**Instructions for the task**
Each line below either holds the string "relative" or doesn't. Count those that do and give only the number.

(Dataset rows about figures)
###

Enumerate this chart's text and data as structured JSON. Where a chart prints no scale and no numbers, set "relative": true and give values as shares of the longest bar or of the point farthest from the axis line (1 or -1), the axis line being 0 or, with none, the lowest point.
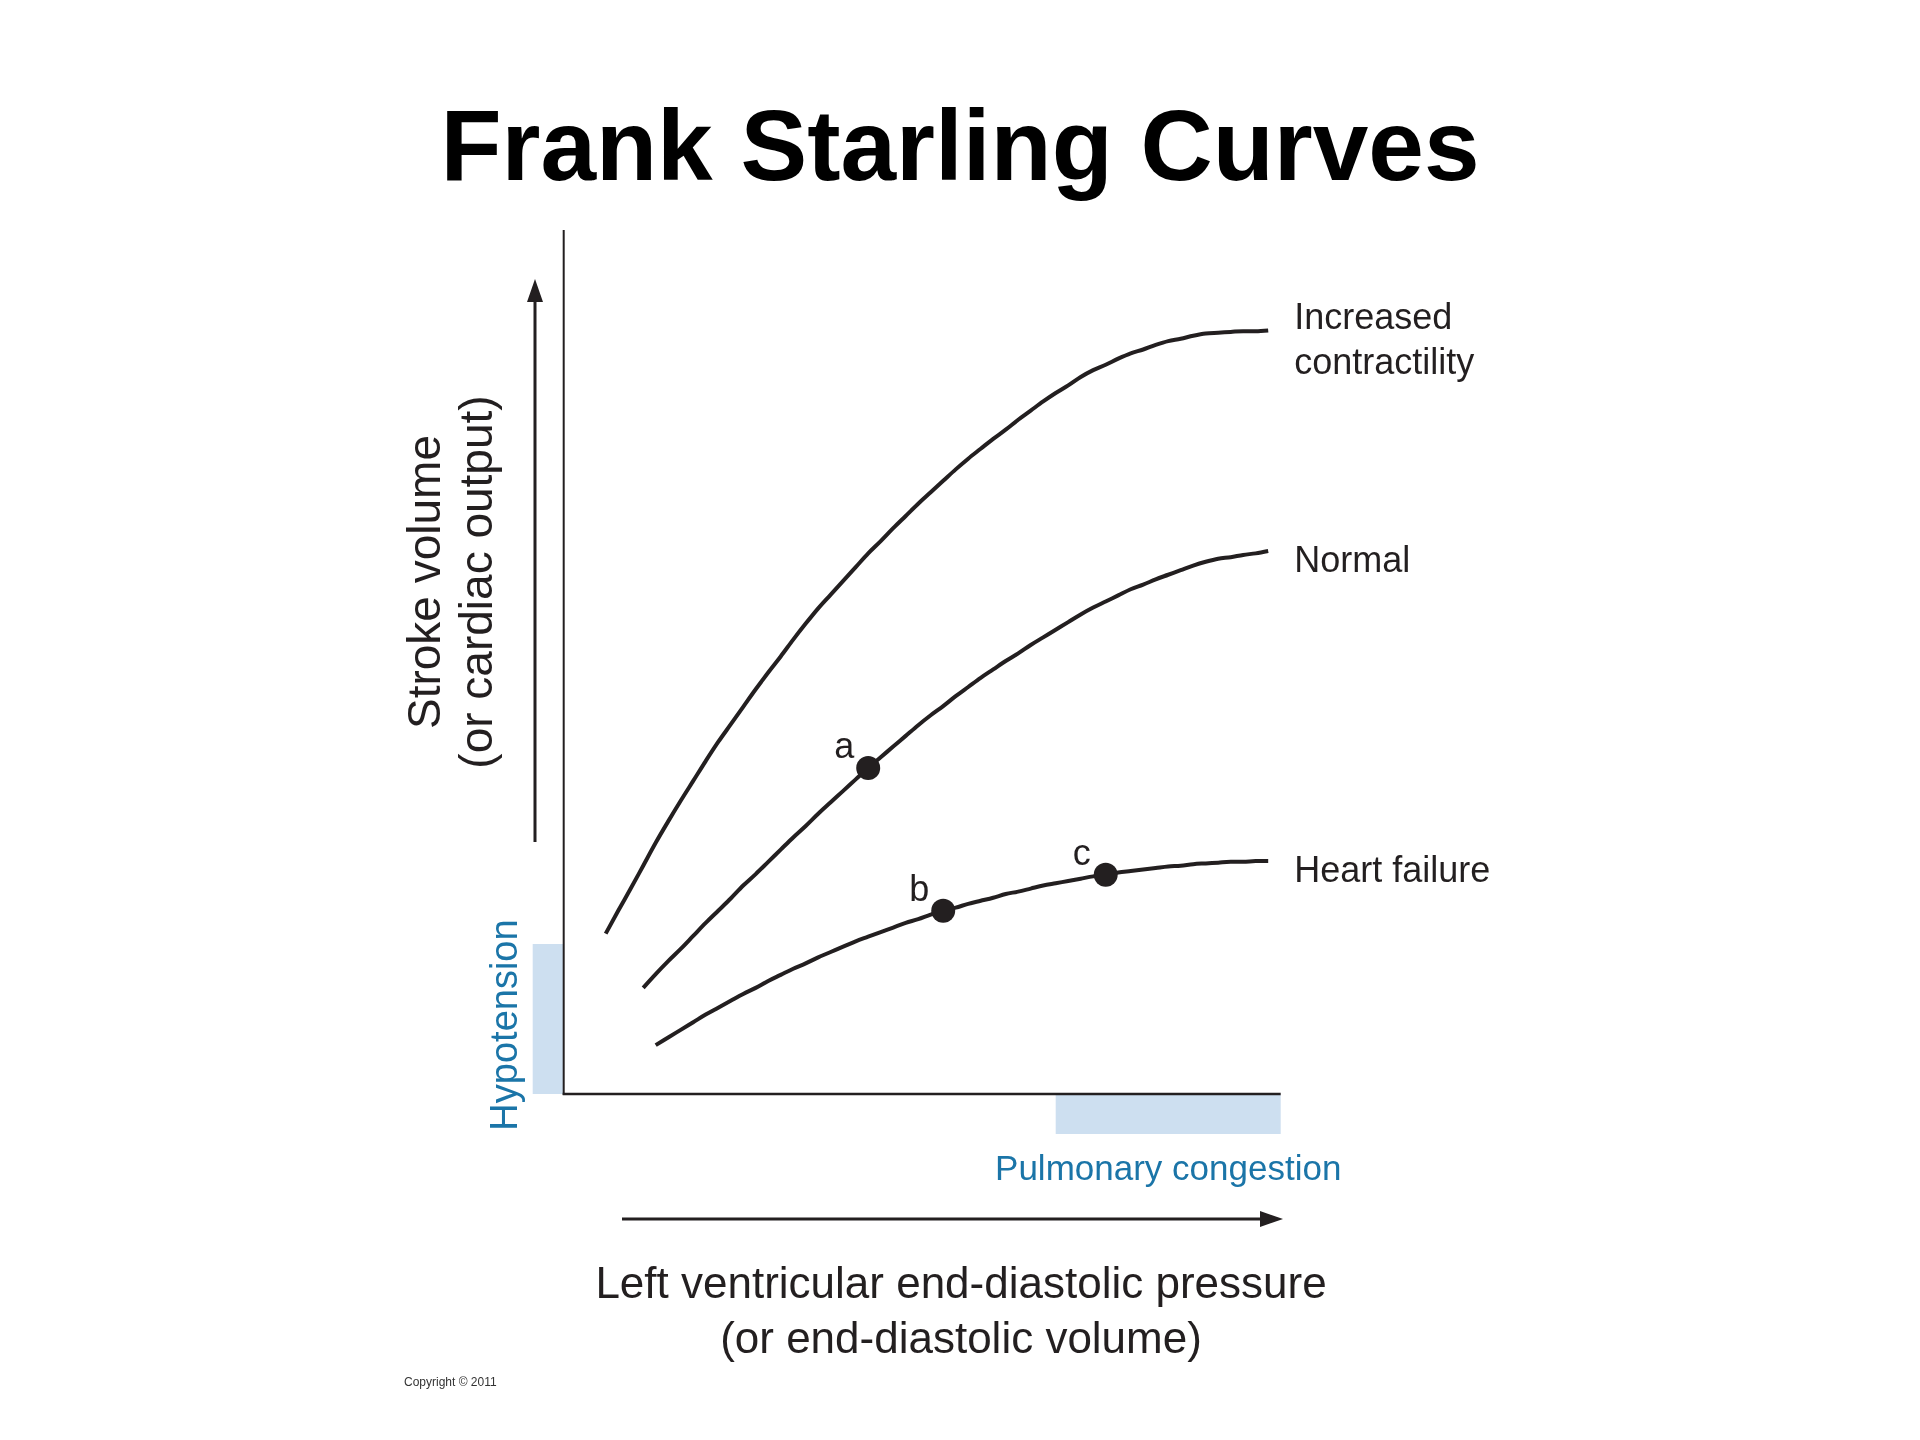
{
  "chart_data": {
    "type": "line",
    "title": "Frank Starling Curves",
    "xlabel": "Left ventricular end-diastolic pressure\n(or end-diastolic volume)",
    "ylabel": "Stroke volume\n(or cardiac output)",
    "relative": true,
    "line_style": "solid",
    "categories": [
      null,
      null,
      null,
      null,
      null,
      null,
      null,
      null,
      null,
      null,
      null,
      null,
      null,
      null,
      null,
      null,
      null,
      null,
      null,
      null,
      null,
      null,
      null,
      null,
      null,
      null,
      null,
      null,
      null,
      null,
      null,
      null,
      null,
      null,
      null,
      null,
      null,
      null,
      null,
      null,
      null,
      null,
      null,
      null,
      null,
      null,
      null,
      null,
      null,
      null,
      null,
      null,
      null,
      null,
      null
    ],
    "series": [
      {
        "name": "Increased\ncontractility",
        "color": "#231f20",
        "values": [
          0.21,
          0.24,
          0.269,
          0.299,
          0.329,
          0.357,
          0.384,
          0.41,
          0.436,
          0.461,
          0.484,
          0.507,
          0.53,
          0.552,
          0.573,
          0.595,
          0.616,
          0.636,
          0.654,
          0.672,
          0.69,
          0.708,
          0.724,
          0.741,
          0.757,
          0.773,
          0.788,
          0.803,
          0.818,
          0.832,
          0.845,
          0.858,
          0.87,
          0.883,
          0.895,
          0.907,
          0.918,
          0.928,
          0.939,
          0.948,
          0.955,
          0.963,
          0.97,
          0.975,
          0.981,
          0.986,
          0.989,
          0.993,
          0.996,
          0.997,
          0.998,
          0.999,
          0.999,
          1,
          null
        ]
      },
      {
        "name": "Normal",
        "color": "#231f20",
        "values": [
          null,
          null,
          null,
          0.139,
          0.157,
          0.174,
          0.19,
          0.207,
          0.224,
          0.24,
          0.256,
          0.273,
          0.288,
          0.304,
          0.32,
          0.336,
          0.351,
          0.367,
          0.382,
          0.397,
          0.412,
          0.427,
          0.441,
          0.455,
          0.469,
          0.483,
          0.496,
          0.508,
          0.521,
          0.533,
          0.545,
          0.556,
          0.567,
          0.577,
          0.588,
          0.598,
          0.608,
          0.618,
          0.628,
          0.637,
          0.645,
          0.653,
          0.661,
          0.667,
          0.674,
          0.68,
          0.686,
          0.692,
          0.697,
          0.701,
          0.703,
          0.706,
          0.708,
          0.711,
          null
        ]
      },
      {
        "name": "Heart failure",
        "color": "#231f20",
        "values": [
          null,
          null,
          null,
          null,
          0.064,
          0.074,
          0.084,
          0.094,
          0.104,
          0.113,
          0.122,
          0.131,
          0.139,
          0.148,
          0.156,
          0.164,
          0.171,
          0.179,
          0.186,
          0.193,
          0.2,
          0.206,
          0.212,
          0.218,
          0.224,
          0.229,
          0.235,
          0.24,
          0.244,
          0.249,
          0.253,
          0.257,
          0.262,
          0.265,
          0.269,
          0.273,
          0.276,
          0.279,
          0.282,
          0.285,
          0.287,
          0.29,
          0.292,
          0.294,
          0.296,
          0.298,
          0.299,
          0.301,
          0.302,
          0.303,
          0.304,
          0.304,
          0.305,
          0.305,
          null
        ]
      }
    ],
    "annotations": [
      "a",
      "b",
      "c",
      "Hypotension",
      "Pulmonary congestion",
      "Copyright © 2011"
    ]
  }
}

###

**Correct result**
2